(Dataset items)
================

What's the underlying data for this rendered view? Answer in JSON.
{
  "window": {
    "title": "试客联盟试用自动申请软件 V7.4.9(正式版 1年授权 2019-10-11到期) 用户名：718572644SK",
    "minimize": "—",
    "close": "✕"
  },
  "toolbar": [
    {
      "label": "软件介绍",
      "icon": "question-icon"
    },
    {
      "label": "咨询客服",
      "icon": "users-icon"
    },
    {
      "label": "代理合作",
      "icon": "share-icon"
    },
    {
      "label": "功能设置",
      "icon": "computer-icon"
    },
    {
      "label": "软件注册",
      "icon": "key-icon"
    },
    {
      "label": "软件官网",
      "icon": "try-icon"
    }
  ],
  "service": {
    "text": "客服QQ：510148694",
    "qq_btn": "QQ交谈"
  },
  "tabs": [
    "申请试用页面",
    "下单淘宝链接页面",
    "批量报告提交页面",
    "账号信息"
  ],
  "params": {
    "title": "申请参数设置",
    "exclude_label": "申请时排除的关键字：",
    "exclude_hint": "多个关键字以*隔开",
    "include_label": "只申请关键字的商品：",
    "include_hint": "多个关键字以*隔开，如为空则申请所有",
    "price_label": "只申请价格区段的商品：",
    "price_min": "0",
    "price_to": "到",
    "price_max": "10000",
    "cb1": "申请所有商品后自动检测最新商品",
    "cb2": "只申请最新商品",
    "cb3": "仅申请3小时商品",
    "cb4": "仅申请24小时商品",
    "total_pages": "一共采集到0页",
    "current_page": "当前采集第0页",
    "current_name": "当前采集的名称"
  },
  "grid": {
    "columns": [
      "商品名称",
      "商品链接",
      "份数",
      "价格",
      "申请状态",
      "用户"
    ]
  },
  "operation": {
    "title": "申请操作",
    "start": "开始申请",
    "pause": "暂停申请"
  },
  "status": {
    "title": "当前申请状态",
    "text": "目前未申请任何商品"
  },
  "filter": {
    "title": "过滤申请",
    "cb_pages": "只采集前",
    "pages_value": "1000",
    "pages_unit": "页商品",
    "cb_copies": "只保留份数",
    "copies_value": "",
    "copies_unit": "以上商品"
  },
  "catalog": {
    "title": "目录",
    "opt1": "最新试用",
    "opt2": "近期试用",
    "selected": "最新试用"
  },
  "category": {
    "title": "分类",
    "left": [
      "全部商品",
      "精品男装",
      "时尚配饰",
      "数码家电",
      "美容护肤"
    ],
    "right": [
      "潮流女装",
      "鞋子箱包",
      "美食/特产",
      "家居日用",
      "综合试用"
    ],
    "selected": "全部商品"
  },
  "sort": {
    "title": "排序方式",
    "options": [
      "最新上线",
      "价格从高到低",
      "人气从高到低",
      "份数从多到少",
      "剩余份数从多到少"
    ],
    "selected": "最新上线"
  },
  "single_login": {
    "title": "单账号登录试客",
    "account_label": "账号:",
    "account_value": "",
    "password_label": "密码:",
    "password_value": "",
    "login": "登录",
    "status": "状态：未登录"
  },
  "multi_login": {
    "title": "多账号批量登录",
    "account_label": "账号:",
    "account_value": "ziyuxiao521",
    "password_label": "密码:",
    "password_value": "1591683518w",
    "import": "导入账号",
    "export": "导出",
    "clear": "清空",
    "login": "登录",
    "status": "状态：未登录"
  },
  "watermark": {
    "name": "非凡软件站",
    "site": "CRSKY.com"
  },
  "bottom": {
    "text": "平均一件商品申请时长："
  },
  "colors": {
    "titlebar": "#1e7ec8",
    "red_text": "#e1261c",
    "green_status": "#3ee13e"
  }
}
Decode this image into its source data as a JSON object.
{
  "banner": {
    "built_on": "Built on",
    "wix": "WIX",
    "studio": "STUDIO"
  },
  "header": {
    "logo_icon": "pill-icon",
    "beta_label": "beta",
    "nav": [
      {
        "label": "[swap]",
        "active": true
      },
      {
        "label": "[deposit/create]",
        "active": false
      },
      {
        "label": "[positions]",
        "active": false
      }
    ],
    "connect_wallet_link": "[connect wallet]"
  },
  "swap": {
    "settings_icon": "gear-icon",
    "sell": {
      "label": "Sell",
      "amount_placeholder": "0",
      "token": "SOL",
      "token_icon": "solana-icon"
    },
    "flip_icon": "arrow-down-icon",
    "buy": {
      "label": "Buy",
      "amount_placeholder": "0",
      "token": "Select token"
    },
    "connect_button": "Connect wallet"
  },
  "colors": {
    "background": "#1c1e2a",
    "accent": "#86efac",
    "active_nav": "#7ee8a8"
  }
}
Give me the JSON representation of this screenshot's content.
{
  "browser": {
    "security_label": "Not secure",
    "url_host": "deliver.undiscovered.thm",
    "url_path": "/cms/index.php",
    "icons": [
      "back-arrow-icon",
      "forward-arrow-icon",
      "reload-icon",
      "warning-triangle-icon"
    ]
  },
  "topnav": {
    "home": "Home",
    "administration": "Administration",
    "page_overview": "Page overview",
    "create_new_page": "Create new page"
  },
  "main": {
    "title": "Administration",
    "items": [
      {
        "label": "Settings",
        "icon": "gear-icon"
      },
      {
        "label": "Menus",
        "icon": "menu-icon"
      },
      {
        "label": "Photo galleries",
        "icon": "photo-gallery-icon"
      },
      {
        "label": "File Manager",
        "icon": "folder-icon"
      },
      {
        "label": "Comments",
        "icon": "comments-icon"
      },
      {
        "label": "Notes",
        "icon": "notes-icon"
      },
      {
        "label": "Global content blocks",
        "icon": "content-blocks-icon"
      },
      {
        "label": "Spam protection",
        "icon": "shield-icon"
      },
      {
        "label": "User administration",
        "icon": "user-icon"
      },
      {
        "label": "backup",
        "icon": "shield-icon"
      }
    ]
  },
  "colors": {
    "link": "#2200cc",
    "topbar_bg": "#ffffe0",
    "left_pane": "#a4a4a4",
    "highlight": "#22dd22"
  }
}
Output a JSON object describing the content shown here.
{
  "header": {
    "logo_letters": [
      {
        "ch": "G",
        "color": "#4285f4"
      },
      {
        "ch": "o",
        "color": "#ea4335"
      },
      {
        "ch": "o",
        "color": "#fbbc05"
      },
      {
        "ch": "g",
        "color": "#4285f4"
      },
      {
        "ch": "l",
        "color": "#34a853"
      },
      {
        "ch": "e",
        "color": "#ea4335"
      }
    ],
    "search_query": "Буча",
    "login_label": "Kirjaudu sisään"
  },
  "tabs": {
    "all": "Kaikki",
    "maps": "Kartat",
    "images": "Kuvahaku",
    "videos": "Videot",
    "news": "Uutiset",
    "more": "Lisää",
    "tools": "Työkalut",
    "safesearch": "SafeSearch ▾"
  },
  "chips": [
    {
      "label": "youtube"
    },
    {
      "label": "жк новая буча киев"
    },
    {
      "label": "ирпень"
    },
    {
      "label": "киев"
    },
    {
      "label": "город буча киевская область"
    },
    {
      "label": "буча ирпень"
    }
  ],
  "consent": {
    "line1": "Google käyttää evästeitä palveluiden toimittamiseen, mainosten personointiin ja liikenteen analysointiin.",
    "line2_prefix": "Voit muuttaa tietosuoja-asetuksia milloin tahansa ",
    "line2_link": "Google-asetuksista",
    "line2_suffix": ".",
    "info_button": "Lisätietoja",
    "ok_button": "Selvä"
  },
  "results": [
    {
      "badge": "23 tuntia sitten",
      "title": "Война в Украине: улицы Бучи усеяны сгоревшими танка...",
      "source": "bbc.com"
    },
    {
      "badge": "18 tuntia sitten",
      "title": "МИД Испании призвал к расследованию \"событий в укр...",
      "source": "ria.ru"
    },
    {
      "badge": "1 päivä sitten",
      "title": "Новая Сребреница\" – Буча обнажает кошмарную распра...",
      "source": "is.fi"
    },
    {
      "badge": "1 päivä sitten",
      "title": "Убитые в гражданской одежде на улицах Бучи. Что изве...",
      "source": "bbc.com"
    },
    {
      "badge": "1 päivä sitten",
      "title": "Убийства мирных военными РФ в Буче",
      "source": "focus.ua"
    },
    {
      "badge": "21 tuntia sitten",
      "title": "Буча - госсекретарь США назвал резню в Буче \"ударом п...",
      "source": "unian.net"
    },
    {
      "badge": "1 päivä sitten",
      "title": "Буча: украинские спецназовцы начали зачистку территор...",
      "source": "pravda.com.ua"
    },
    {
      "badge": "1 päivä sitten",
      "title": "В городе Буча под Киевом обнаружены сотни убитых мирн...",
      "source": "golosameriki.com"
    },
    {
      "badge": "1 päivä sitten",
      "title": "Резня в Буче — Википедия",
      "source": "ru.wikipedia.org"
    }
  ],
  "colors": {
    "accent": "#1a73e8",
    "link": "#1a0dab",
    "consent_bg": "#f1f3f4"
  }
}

================

Looking at the data above, show all lines where the word "Google" occurs.

**Exercise answer**
    "line1": "Google käyttää evästeitä palveluiden toimittamiseen, mainosten personointiin ja liikenteen analysointiin.",
    "line2_link": "Google-asetuksista",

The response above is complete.